> **WHAT TO PRODUCE**:
Each line of the material below that holds the word "icon" needs to be copied.

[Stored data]
—————

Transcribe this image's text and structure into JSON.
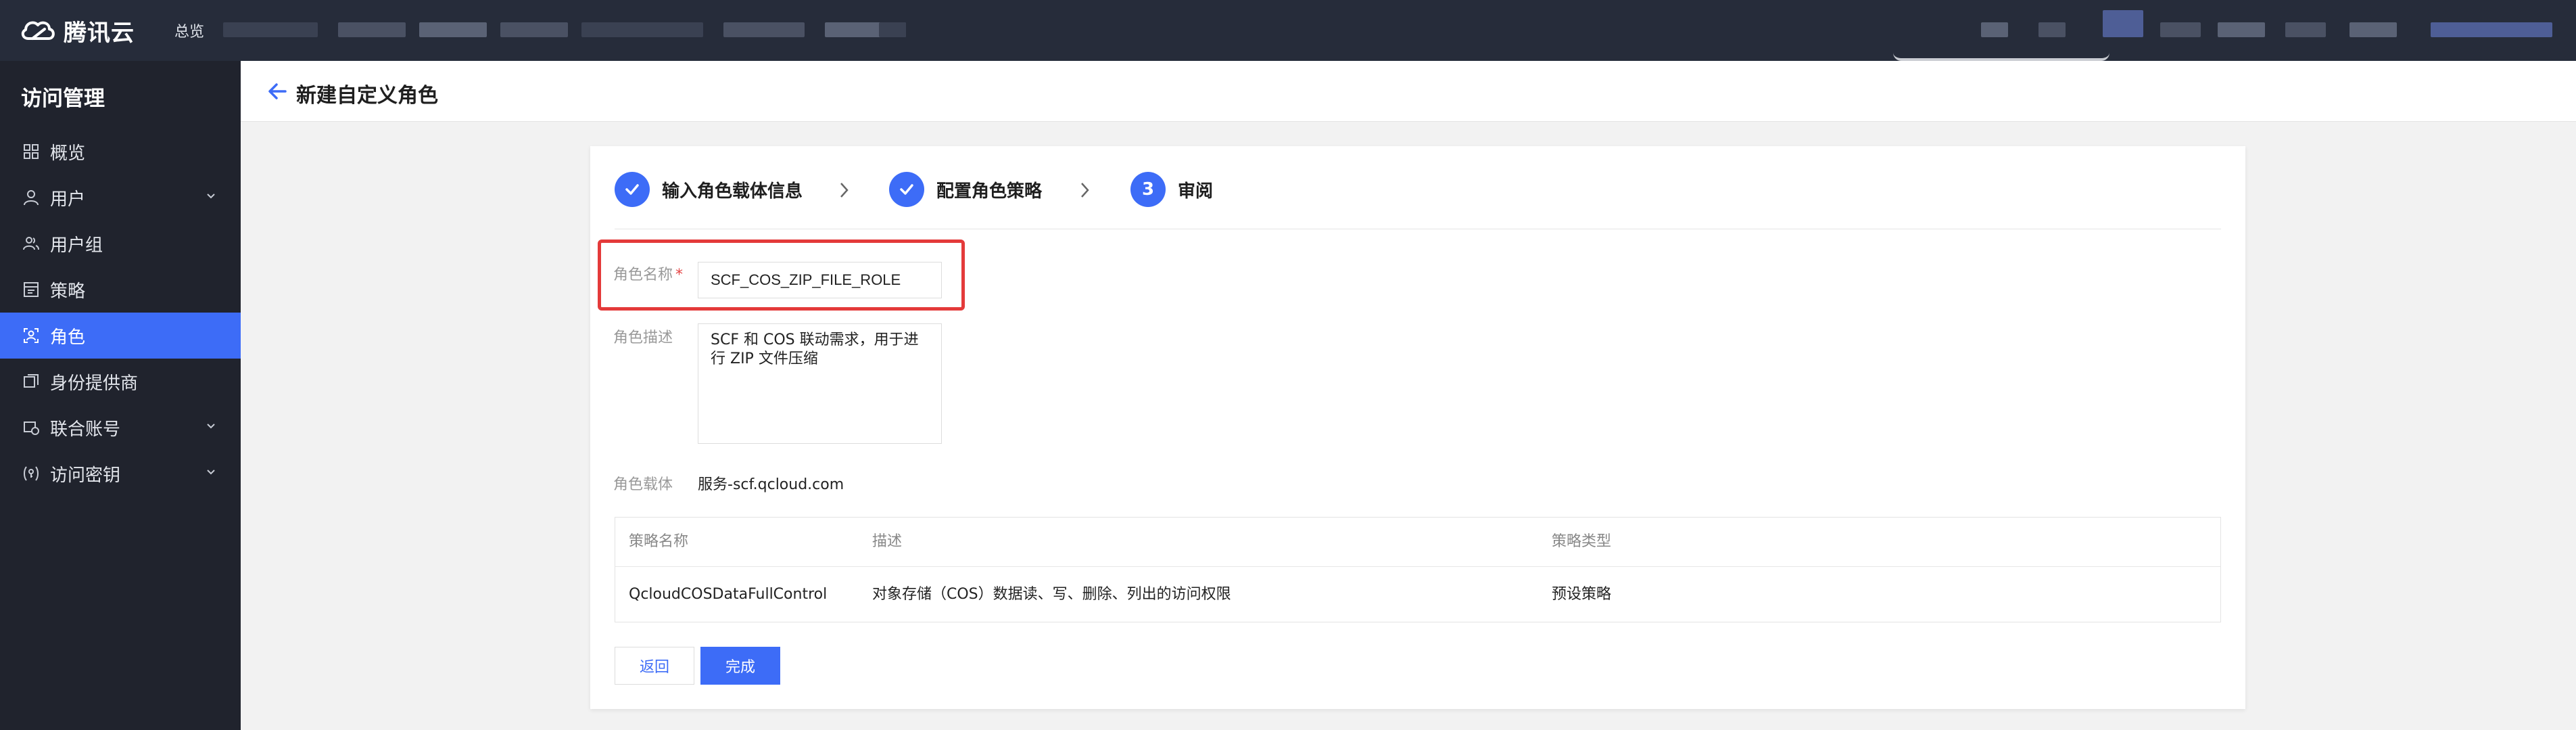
{
  "topnav": {
    "brand": "腾讯云",
    "overview_label": "总览"
  },
  "sidebar": {
    "title": "访问管理",
    "items": [
      {
        "label": "概览",
        "icon": "dashboard-icon",
        "expandable": false,
        "active": false
      },
      {
        "label": "用户",
        "icon": "user-icon",
        "expandable": true,
        "active": false
      },
      {
        "label": "用户组",
        "icon": "user-group-icon",
        "expandable": false,
        "active": false
      },
      {
        "label": "策略",
        "icon": "policy-icon",
        "expandable": false,
        "active": false
      },
      {
        "label": "角色",
        "icon": "role-icon",
        "expandable": false,
        "active": true
      },
      {
        "label": "身份提供商",
        "icon": "identity-provider-icon",
        "expandable": false,
        "active": false
      },
      {
        "label": "联合账号",
        "icon": "federated-account-icon",
        "expandable": true,
        "active": false
      },
      {
        "label": "访问密钥",
        "icon": "access-key-icon",
        "expandable": true,
        "active": false
      }
    ]
  },
  "header": {
    "title": "新建自定义角色"
  },
  "steps": [
    {
      "label": "输入角色载体信息",
      "state": "done"
    },
    {
      "label": "配置角色策略",
      "state": "done"
    },
    {
      "label": "审阅",
      "state": "current",
      "number": "3"
    }
  ],
  "form": {
    "role_name_label": "角色名称",
    "required_mark": "*",
    "role_name_value": "SCF_COS_ZIP_FILE_ROLE",
    "role_desc_label": "角色描述",
    "role_desc_value": "SCF 和 COS 联动需求，用于进\n行 ZIP 文件压缩",
    "role_carrier_label": "角色载体",
    "role_carrier_value": "服务-scf.qcloud.com"
  },
  "policy_table": {
    "columns": [
      "策略名称",
      "描述",
      "策略类型"
    ],
    "rows": [
      {
        "name": "QcloudCOSDataFullControl",
        "desc": "对象存储（COS）数据读、写、删除、列出的访问权限",
        "type": "预设策略"
      }
    ]
  },
  "actions": {
    "back_label": "返回",
    "done_label": "完成"
  },
  "colors": {
    "accent": "#3d6cf7",
    "nav_bg": "#262c3a",
    "sidebar_bg": "#20232d",
    "highlight_frame": "#e43a3a"
  }
}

—————

> **WRITTEN ANSWER**:
        "icon": "dashboard-icon",
        "icon": "user-icon",
        "icon": "user-group-icon",
        "icon": "policy-icon",
        "icon": "role-icon",
        "icon": "identity-provider-icon",
        "icon": "federated-account-icon",
        "icon": "access-key-icon",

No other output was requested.